## WRITTEN EXERCISE
Extract the lines that hold the string "سروش".
-------- MATERIAL FOR THIS EXERCISE --------
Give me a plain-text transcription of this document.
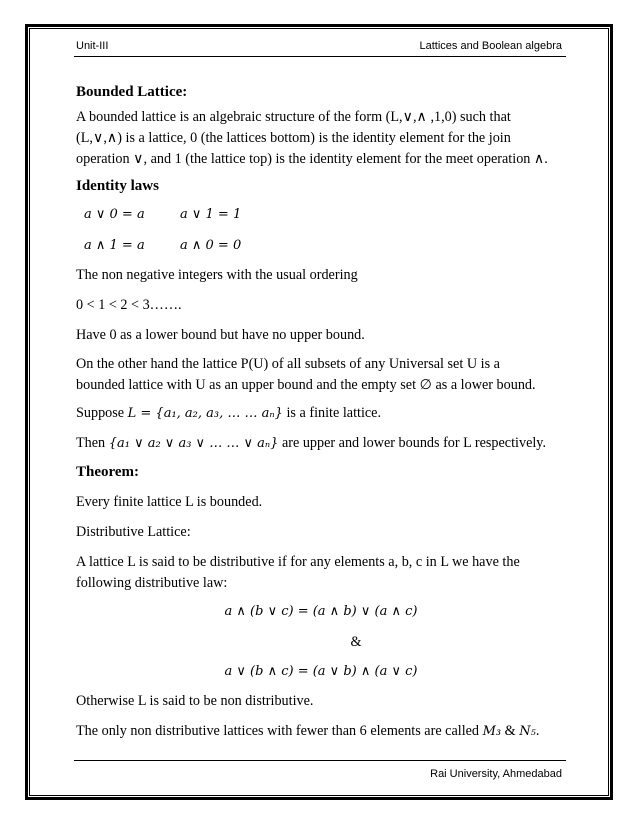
Unit-III	Lattices and Boolean algebra
Bounded Lattice:
A bounded lattice is an algebraic structure of the form (L,∨,∧ ,1,0) such that
(L,∨,∧) is a lattice, 0 (the lattices bottom) is the identity element for the join
operation ∨, and 1 (the lattice top) is the identity element for the meet operation ∧.
Identity laws
a ∨ 0 = a	a ∨ 1 = 1
a ∧ 1 = a	a ∧ 0 = 0
The non negative integers with the usual ordering
0 < 1 < 2 < 3…….
Have 0 as a lower bound but have no upper bound.
On the other hand the lattice P(U) of all subsets of any Universal set U is a
bounded lattice with U as an upper bound and the empty set ∅ as a lower bound.
Suppose L = {a₁, a₂, a₃, … … aₙ} is a finite lattice.
Then {a₁ ∨ a₂ ∨ a₃ ∨ … … ∨ aₙ} are upper and lower bounds for L respectively.
Theorem:
Every finite lattice L is bounded.
Distributive Lattice:
A lattice L is said to be distributive if for any elements a, b, c in L we have the
following distributive law:
a ∧ (b ∨ c) = (a ∧ b) ∨ (a ∧ c)
&
a ∨ (b ∧ c) = (a ∨ b) ∧ (a ∨ c)
Otherwise L is said to be non distributive.
The only non distributive lattices with fewer than 6 elements are called M₃ & N₅.
Rai University, Ahmedabad
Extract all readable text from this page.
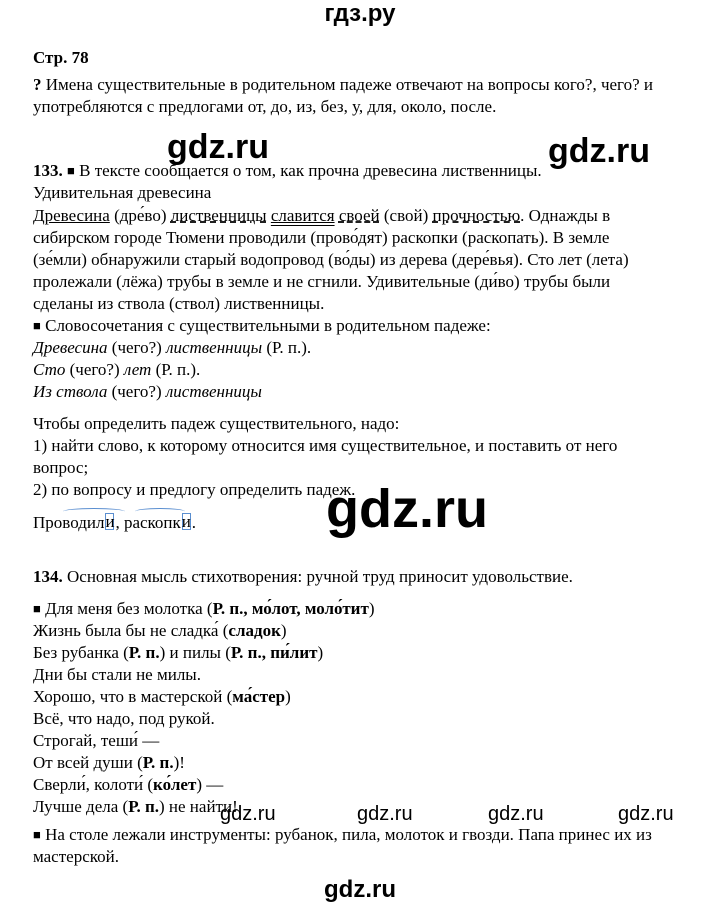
гдз.ру
gdz.ru	gdz.ru
gdz.ru
gdz.ru	gdz.ru	gdz.ru	gdz.ru
gdz.ru
Стр. 78
? Имена существительные в родительном падеже отвечают на вопросы кого?, чего? и
употребляются с предлогами от, до, из, без, у, для, около, после.
133. ■ В тексте сообщается о том, как прочна древесина лиственницы.
Удивительная древесина
Древесина (дре́во) лиственницы славится своей (свой) прочностью. Однажды в
сибирском городе Тюмени проводили (прово́дят) раскопки (раскопать). В земле
(зе́мли) обнаружили старый водопровод (во́ды) из дерева (дере́вья). Сто лет (лета)
пролежали (лёжа) трубы в земле и не сгнили. Удивительные (ди́во) трубы были
сделаны из ствола (ствол) лиственницы.
■ Словосочетания с существительными в родительном падеже:
Древесина (чего?) лиственницы (Р. п.).
Сто (чего?) лет (Р. п.).
Из ствола (чего?) лиственницы
Чтобы определить падеж существительного, надо:
1) найти слово, к которому относится имя существительное, и поставить от него
вопрос;
2) по вопросу и предлогу определить падеж.
Проводили, раскопки.
134. Основная мысль стихотворения: ручной труд приносит удовольствие.
■ Для меня без молотка (Р. п., мо́лот, моло́тит)
Жизнь была бы не сладка́ (сладок)
Без рубанка (Р. п.) и пилы (Р. п., пи́лит)
Дни бы стали не милы.
Хорошо, что в мастерской (ма́стер)
Всё, что надо, под рукой.
Строгай, теши́ —
От всей души (Р. п.)!
Сверли́, колоти́ (ко́лет) —
Лучше дела (Р. п.) не найти!
■ На столе лежали инструменты: рубанок, пила, молоток и гвозди. Папа принес их из
мастерской.
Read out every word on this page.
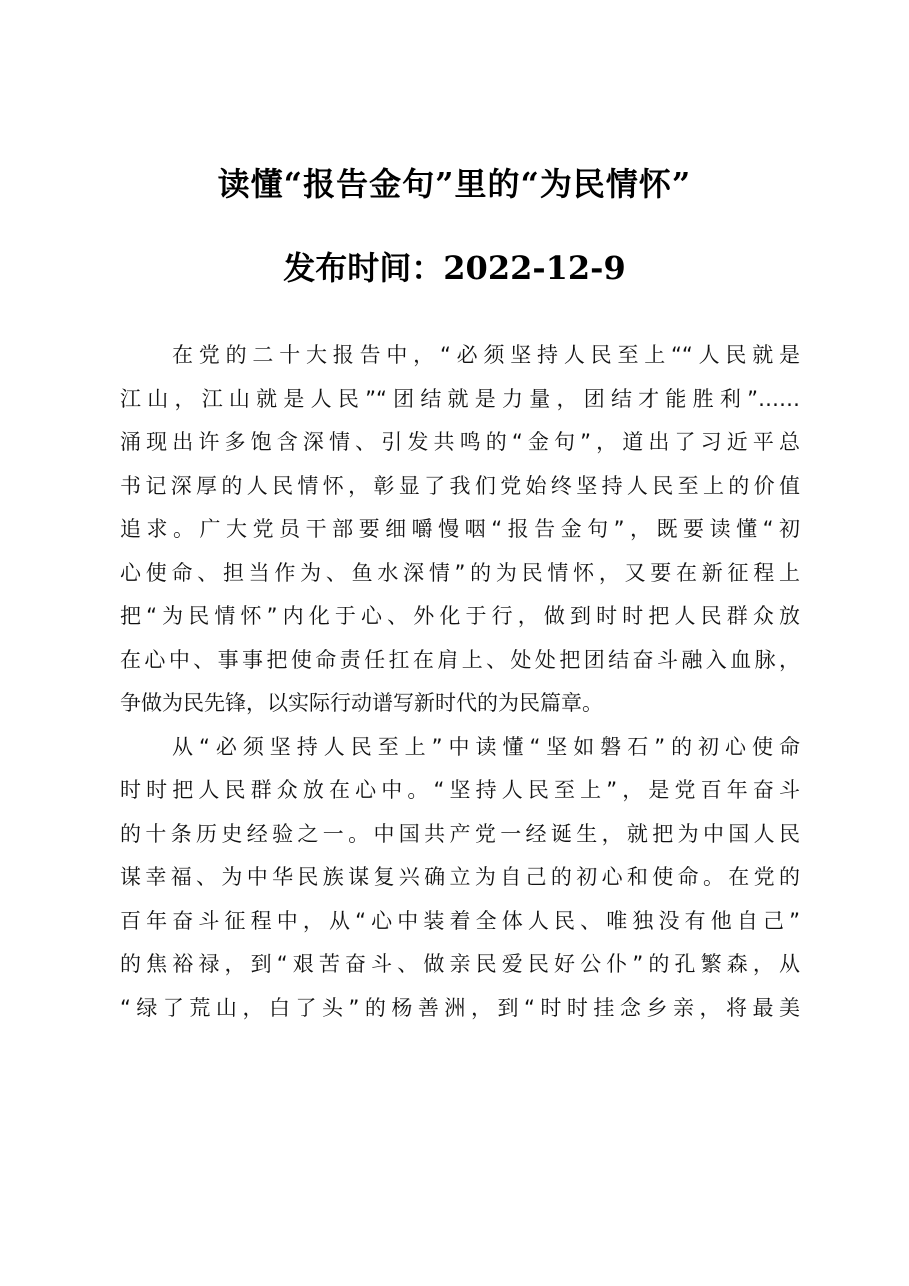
读懂“报告金句”里的“为民情怀”
发布时间：2022-12-9
在党的二十大报告中，“必须坚持人民至上““人民就是
江山，江山就是人民”“团结就是力量，团结才能胜利”……
涌现出许多饱含深情、引发共鸣的“金句”，道出了习近平总
书记深厚的人民情怀，彰显了我们党始终坚持人民至上的价值
追求。广大党员干部要细嚼慢咽“报告金句”，既要读懂“初
心使命、担当作为、鱼水深情”的为民情怀，又要在新征程上
把“为民情怀”内化于心、外化于行，做到时时把人民群众放
在心中、事事把使命责任扛在肩上、处处把团结奋斗融入血脉，
争做为民先锋，以实际行动谱写新时代的为民篇章。
从“必须坚持人民至上”中读懂“坚如磐石”的初心使命
时时把人民群众放在心中。“坚持人民至上”，是党百年奋斗
的十条历史经验之一。中国共产党一经诞生，就把为中国人民
谋幸福、为中华民族谋复兴确立为自己的初心和使命。在党的
百年奋斗征程中，从“心中装着全体人民、唯独没有他自己”
的焦裕禄，到“艰苦奋斗、做亲民爱民好公仆”的孔繁森，从
“绿了荒山，白了头”的杨善洲，到“时时挂念乡亲，将最美
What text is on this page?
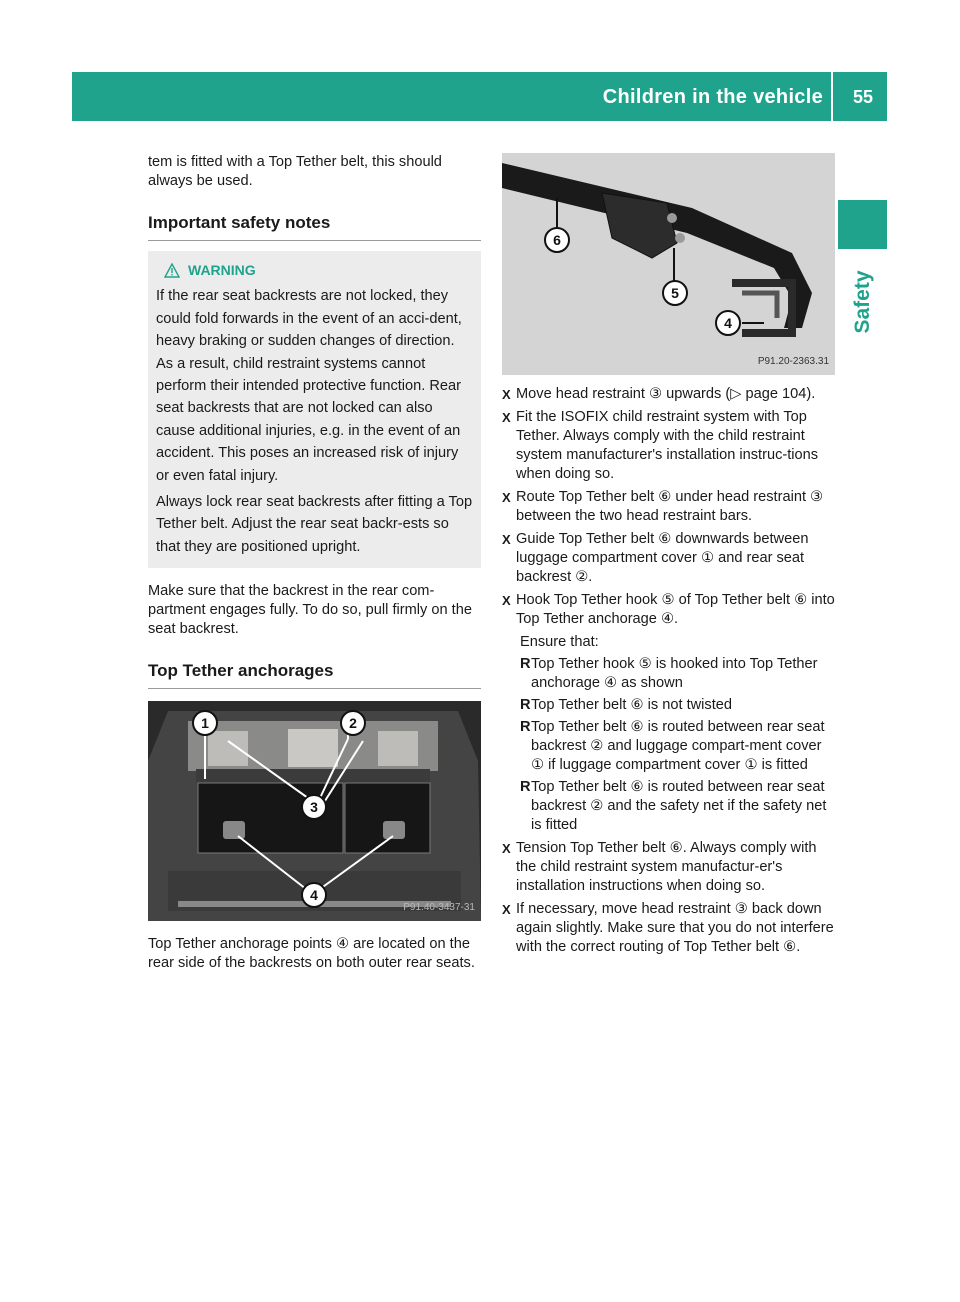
Children in the vehicle 55
Safety

tem is fitted with a Top Tether belt, this should always be used.

Important safety notes
WARNING

If the rear seat backrests are not locked, they could fold forwards in the event of an acci-dent, heavy braking or sudden changes of direction. As a result, child restraint systems cannot perform their intended protective function. Rear seat backrests that are not locked can also cause additional injuries, e.g. in the event of an accident. This poses an increased risk of injury or even fatal injury.

Always lock rear seat backrests after fitting a Top Tether belt. Adjust the rear seat backr-ests so that they are positioned upright.

Make sure that the backrest in the rear com-partment engages fully. To do so, pull firmly on the seat backrest.

Top Tether anchorages
1	2
3
4
P91.40-3437-31

Top Tether anchorage points ④ are located on the rear side of the backrests on both outer rear seats.

6
5
4
P91.20-2363.31
X Move head restraint ③ upwards (▷ page 104).
X Fit the ISOFIX child restraint system with Top Tether. Always comply with the child restraint system manufacturer's installation instruc-tions when doing so.
X Route Top Tether belt ⑥ under head restraint ③ between the two head restraint bars.
X Guide Top Tether belt ⑥ downwards between luggage compartment cover ① and rear seat backrest ②.
X Hook Top Tether hook ⑤ of Top Tether belt ⑥ into Top Tether anchorage ④.

Ensure that:

R Top Tether hook ⑤ is hooked into Top Tether anchorage ④ as shown
R Top Tether belt ⑥ is not twisted
R Top Tether belt ⑥ is routed between rear seat backrest ② and luggage compart-ment cover ① if luggage compartment cover ① is fitted
R Top Tether belt ⑥ is routed between rear seat backrest ② and the safety net if the safety net is fitted
X Tension Top Tether belt ⑥. Always comply with the child restraint system manufactur-er's installation instructions when doing so.
X If necessary, move head restraint ③ back down again slightly. Make sure that you do not interfere with the correct routing of Top Tether belt ⑥.
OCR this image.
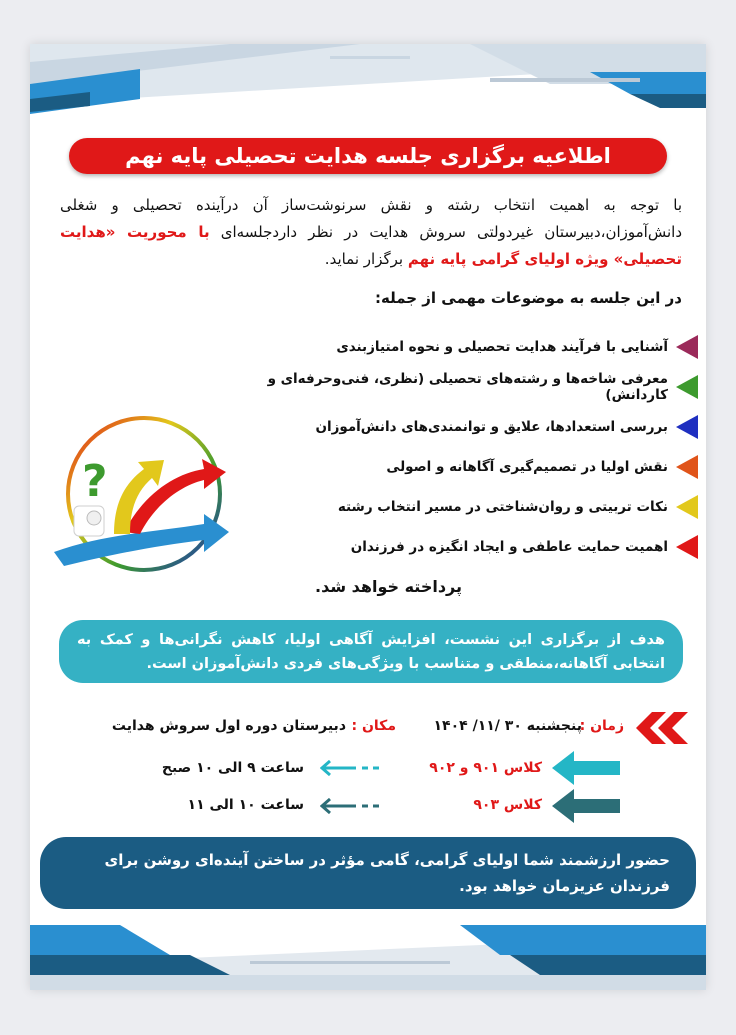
اطلاعیه برگزاری جلسه هدایت تحصیلی پایه نهم
با توجه به اهمیت انتخاب رشته و نقش سرنوشت‌ساز آن درآینده تحصیلی و شغلی دانش‌آموزان،دبیرستان غیردولتی سروش هدایت در نظر داردجلسه‌ای با محوریت «هدایت تحصیلی» ویژه اولیای گرامی پایه نهم برگزار نماید.
در این جلسه به موضوعات مهمی از جمله:
آشنایی با فرآیند هدایت تحصیلی و نحوه امتیازبندی
معرفی شاخه‌ها و رشته‌های تحصیلی (نظری، فنی‌وحرفه‌ای و کاردانش)
بررسی استعدادها، علایق و توانمندی‌های دانش‌آموزان
نقش اولیا در تصمیم‌گیری آگاهانه و اصولی
نکات تربیتی و روان‌شناختی در مسیر انتخاب رشته
اهمیت حمایت عاطفی و ایجاد انگیزه در فرزندان
?
پرداخته خواهد شد.
هدف از برگزاری این نشست، افزایش آگاهی اولیا، کاهش نگرانی‌ها و کمک به انتخابی آگاهانه،منطقی و متناسب با ویژگی‌های فردی دانش‌آموزان است.
زمان :
پنجشنبه ۳۰ /۱۱/ ۱۴۰۴
مکان :
دبیرستان دوره اول سروش هدایت
کلاس ۹۰۱ و ۹۰۲
ساعت ۹ الی ۱۰ صبح
کلاس ۹۰۳
ساعت ۱۰ الی ۱۱
حضور ارزشمند شما اولیای گرامی، گامی مؤثر در ساختن آینده‌ای روشن برای فرزندان عزیزمان خواهد بود.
--------
## FINISHED ANSWER
با توجه به اهمیت انتخاب رشته و نقش سرنوشت‌ساز آن درآینده تحصیلی و شغلی دانش‌آموزان،دبیرستان غیردولتی سروش هدایت در نظر داردجلسه‌ای با محوریت «هدایت تحصیلی» ویژه اولیای گرامی پایه نهم برگزار نماید.
دبیرستان دوره اول سروش هدایت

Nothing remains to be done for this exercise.